◆ Exercise aim:
Go through the listing and pick out each line with the word "strong" in it.

◆ Data section:

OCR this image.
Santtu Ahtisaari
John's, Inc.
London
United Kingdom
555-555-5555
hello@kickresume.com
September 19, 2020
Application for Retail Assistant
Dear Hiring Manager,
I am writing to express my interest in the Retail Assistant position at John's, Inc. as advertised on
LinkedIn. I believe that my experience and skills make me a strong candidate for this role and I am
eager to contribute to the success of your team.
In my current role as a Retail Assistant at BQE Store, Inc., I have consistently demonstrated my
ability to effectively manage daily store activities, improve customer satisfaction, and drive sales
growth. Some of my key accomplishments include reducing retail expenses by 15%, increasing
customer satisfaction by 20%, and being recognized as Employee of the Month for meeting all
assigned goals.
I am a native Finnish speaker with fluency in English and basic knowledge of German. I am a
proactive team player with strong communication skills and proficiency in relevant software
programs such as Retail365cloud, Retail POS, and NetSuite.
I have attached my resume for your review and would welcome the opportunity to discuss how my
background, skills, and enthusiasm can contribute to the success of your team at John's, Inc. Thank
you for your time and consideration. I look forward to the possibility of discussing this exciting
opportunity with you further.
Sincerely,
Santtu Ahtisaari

* * *

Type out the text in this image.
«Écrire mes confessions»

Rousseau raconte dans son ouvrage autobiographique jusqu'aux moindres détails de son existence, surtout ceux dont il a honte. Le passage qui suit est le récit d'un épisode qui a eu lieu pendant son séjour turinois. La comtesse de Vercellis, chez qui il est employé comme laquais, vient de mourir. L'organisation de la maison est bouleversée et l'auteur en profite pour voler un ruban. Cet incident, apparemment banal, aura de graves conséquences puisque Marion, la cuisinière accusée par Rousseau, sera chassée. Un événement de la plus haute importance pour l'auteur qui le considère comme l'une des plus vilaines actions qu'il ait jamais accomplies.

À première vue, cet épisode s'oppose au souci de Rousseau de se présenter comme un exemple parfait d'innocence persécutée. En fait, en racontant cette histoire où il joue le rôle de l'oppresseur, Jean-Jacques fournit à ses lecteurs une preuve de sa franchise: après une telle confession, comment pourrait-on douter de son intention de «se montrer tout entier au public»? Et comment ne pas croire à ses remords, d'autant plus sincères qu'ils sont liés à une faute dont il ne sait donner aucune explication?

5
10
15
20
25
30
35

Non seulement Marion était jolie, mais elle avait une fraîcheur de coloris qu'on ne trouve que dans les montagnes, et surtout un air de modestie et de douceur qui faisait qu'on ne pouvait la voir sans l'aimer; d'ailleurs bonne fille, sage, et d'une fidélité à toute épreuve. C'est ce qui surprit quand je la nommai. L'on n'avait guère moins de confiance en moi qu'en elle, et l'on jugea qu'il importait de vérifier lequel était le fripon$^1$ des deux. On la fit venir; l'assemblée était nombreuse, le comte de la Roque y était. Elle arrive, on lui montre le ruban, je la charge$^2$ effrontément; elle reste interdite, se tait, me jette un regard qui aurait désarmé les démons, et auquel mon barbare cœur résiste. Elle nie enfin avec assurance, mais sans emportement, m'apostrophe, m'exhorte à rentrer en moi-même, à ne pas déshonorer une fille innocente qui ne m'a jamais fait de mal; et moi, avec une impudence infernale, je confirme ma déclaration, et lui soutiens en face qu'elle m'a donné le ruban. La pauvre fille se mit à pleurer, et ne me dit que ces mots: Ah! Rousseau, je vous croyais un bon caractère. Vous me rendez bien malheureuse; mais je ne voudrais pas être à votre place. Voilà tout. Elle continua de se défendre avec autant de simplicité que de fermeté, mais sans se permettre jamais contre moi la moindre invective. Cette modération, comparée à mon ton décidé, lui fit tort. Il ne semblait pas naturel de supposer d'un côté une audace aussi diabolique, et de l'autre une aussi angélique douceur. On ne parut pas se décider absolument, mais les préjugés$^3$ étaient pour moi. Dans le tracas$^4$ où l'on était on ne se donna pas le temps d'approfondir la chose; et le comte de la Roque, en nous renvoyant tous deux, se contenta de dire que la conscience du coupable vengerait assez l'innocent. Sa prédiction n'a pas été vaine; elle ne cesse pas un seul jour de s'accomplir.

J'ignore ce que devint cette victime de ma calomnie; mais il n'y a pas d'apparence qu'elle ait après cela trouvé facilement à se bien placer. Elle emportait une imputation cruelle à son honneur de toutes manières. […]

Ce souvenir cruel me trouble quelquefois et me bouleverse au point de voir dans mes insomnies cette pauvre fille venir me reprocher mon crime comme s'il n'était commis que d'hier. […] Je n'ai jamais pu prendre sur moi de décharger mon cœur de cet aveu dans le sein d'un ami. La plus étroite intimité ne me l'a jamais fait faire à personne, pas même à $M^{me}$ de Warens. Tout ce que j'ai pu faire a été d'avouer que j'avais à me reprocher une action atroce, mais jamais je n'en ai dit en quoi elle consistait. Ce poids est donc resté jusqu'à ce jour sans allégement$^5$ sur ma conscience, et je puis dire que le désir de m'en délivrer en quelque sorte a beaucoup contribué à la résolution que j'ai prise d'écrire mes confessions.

◆ Solution:
LinkedIn. I believe that my experience and skills make me a strong candidate for this role and I am
proactive team player with strong communication skills and proficiency in relevant software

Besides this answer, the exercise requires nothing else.